** Begin THE INPUT **

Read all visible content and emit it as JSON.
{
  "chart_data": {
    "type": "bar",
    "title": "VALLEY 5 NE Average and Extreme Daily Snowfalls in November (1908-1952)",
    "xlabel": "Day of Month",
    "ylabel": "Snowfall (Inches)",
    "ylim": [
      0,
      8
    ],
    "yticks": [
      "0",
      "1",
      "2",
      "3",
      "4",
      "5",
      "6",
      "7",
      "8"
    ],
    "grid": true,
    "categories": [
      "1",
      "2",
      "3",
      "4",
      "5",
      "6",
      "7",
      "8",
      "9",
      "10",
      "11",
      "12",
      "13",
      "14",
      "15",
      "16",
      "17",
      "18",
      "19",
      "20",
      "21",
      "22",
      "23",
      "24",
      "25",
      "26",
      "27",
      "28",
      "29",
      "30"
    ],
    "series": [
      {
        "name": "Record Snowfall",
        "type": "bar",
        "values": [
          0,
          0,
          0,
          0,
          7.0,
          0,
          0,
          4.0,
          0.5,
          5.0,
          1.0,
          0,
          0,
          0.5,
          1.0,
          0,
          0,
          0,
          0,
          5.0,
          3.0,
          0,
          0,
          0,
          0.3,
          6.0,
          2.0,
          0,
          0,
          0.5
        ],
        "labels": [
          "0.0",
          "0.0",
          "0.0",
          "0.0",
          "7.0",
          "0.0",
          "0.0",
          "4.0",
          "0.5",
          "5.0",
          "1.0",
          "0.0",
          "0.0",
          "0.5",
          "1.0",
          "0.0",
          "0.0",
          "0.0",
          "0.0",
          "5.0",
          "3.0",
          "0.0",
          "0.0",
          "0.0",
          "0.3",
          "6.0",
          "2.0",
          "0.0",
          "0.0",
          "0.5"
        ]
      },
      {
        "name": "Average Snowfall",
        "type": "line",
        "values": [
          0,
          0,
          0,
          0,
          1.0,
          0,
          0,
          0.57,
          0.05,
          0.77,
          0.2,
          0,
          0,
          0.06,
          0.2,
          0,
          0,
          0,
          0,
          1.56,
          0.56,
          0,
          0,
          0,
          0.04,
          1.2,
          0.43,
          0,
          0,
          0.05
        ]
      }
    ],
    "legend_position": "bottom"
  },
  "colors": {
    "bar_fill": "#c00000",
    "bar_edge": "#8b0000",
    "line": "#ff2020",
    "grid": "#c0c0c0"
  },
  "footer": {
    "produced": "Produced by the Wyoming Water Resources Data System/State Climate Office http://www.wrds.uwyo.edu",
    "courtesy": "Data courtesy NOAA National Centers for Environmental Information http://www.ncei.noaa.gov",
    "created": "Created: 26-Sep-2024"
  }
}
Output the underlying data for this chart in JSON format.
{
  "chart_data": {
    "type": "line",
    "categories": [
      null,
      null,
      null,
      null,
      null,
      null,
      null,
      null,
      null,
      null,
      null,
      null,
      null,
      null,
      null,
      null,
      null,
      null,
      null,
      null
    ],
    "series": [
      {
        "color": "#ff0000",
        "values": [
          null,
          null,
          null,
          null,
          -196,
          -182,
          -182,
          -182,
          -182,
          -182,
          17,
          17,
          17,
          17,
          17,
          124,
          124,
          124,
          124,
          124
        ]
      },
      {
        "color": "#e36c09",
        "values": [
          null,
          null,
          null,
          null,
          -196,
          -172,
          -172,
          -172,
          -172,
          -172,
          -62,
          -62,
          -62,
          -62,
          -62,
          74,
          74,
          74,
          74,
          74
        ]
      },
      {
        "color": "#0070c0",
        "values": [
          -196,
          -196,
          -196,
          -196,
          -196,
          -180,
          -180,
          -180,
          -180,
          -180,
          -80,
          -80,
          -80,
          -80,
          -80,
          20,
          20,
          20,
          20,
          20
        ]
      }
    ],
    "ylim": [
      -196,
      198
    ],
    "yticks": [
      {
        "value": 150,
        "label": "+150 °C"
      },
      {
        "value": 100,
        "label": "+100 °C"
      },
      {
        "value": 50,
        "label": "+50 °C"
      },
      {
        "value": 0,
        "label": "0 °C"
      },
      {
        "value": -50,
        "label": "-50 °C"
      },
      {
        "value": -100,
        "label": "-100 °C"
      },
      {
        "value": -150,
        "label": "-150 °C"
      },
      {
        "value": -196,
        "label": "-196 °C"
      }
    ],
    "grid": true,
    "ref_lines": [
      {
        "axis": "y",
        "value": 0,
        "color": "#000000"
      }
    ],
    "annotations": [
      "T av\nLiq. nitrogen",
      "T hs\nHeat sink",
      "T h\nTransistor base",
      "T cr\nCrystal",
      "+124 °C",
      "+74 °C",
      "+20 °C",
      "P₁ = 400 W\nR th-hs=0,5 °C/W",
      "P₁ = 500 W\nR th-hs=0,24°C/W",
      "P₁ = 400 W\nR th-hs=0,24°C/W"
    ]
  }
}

** End THE INPUT **

**PROMPT**: Single out each line of the records above with the string "name" in it, and copy it.

**WRITTEN RESPONSE**:
        "name": "Record Snowfall",
        "name": "Average Snowfall",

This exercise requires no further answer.